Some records
+-------+

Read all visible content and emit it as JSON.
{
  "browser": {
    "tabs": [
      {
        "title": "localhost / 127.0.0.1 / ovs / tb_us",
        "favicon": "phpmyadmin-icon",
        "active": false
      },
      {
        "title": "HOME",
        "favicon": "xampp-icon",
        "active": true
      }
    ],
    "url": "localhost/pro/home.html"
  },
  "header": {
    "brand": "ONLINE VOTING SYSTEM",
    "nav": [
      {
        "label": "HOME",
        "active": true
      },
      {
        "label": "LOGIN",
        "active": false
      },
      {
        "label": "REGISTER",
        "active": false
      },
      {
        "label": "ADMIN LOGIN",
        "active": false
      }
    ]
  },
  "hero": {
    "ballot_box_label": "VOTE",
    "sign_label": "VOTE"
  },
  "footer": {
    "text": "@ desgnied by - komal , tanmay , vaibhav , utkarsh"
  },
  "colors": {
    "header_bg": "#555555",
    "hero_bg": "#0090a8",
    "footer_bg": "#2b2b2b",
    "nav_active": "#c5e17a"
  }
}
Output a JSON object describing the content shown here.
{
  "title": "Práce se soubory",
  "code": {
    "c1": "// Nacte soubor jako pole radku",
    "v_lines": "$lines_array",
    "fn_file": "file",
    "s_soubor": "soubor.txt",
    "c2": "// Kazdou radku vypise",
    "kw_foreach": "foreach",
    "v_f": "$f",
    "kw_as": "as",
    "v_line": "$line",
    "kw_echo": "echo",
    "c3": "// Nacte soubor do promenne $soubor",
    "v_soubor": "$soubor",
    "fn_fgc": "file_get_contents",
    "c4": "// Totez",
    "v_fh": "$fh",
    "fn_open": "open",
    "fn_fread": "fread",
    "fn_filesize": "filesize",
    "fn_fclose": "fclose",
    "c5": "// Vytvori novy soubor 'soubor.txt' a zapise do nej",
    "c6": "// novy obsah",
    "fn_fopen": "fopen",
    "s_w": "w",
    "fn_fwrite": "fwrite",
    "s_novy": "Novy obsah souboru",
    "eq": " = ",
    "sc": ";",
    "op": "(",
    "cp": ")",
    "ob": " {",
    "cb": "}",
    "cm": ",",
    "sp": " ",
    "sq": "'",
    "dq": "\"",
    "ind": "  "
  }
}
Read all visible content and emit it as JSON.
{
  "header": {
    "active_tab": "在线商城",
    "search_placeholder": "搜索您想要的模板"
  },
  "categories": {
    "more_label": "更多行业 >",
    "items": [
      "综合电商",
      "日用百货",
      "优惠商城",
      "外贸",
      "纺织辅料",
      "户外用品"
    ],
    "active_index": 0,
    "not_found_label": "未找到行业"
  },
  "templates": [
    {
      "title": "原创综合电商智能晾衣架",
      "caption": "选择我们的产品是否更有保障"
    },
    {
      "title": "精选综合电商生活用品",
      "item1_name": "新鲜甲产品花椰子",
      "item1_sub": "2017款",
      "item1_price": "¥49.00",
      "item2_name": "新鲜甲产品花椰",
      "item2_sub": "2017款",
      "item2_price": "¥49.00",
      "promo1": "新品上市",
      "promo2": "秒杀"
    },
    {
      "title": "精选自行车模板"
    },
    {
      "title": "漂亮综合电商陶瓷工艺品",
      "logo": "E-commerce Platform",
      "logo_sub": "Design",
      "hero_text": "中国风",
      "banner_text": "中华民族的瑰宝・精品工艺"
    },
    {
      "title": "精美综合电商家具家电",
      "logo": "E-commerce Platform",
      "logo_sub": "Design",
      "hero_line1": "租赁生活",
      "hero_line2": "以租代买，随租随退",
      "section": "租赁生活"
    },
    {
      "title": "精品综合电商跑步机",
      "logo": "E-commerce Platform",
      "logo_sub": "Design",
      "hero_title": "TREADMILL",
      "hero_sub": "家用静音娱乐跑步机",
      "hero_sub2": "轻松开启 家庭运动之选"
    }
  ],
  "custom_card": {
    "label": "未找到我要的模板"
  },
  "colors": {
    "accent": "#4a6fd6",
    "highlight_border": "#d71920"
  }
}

+-------+

What the task requires →
Copy each line of the listing that contains the string "obsah".

Solved problem →
    "c6": "// novy obsah",
    "s_novy": "Novy obsah souboru",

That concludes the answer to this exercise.